Challenge: Output a single figure: the number of lines in which the word "screenshot" appears.

# Start of Dataset extract

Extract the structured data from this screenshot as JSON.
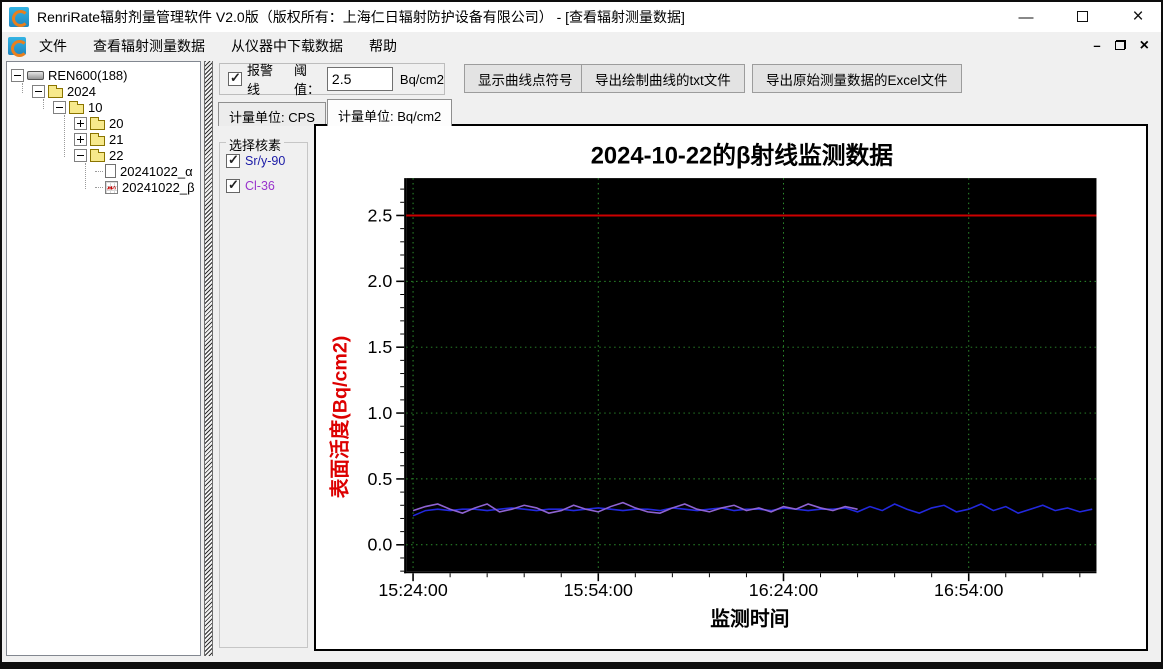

# End of Dataset extract
# Start of Dataset extract

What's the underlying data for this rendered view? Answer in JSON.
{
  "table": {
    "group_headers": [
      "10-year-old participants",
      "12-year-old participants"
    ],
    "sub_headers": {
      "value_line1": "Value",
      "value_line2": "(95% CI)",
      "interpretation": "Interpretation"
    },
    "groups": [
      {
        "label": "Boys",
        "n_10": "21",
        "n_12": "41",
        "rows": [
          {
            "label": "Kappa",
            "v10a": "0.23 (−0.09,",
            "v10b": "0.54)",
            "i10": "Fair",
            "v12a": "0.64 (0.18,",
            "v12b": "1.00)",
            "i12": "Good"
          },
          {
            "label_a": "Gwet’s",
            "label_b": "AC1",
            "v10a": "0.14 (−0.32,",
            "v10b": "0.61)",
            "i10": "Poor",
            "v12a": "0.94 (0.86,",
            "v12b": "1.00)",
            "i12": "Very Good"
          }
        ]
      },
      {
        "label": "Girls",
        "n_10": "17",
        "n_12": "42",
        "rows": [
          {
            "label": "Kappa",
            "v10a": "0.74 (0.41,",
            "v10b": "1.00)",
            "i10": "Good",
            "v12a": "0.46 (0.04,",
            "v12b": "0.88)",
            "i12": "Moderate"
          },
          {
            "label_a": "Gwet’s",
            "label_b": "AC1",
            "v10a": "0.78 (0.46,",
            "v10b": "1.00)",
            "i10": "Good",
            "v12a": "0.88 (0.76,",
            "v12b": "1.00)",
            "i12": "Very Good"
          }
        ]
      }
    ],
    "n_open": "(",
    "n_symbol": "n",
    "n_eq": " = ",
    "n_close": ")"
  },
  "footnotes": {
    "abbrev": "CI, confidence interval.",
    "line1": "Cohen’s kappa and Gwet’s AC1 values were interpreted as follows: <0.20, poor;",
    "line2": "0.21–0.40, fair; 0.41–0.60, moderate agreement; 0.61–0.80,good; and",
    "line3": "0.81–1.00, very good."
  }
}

# End of Dataset extract
# Start of Dataset extract

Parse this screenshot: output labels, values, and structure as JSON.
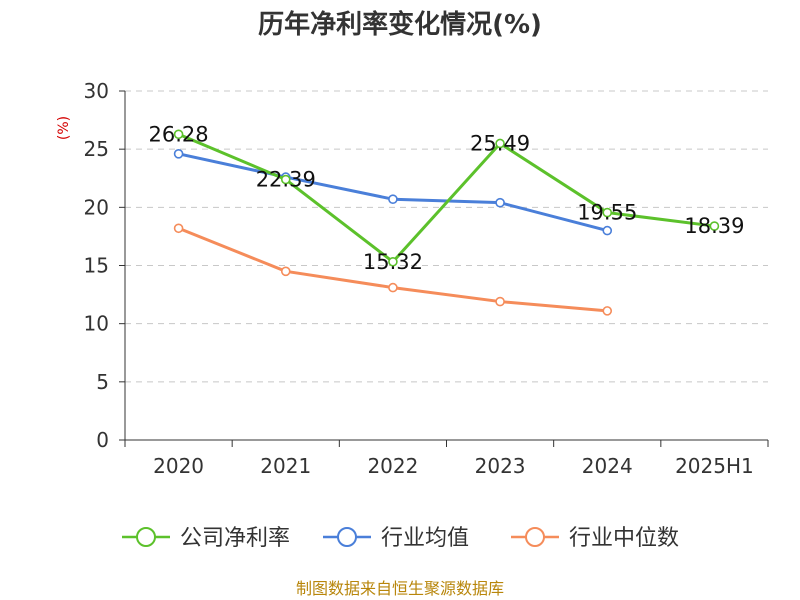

# End of Dataset extract

Task answer: 2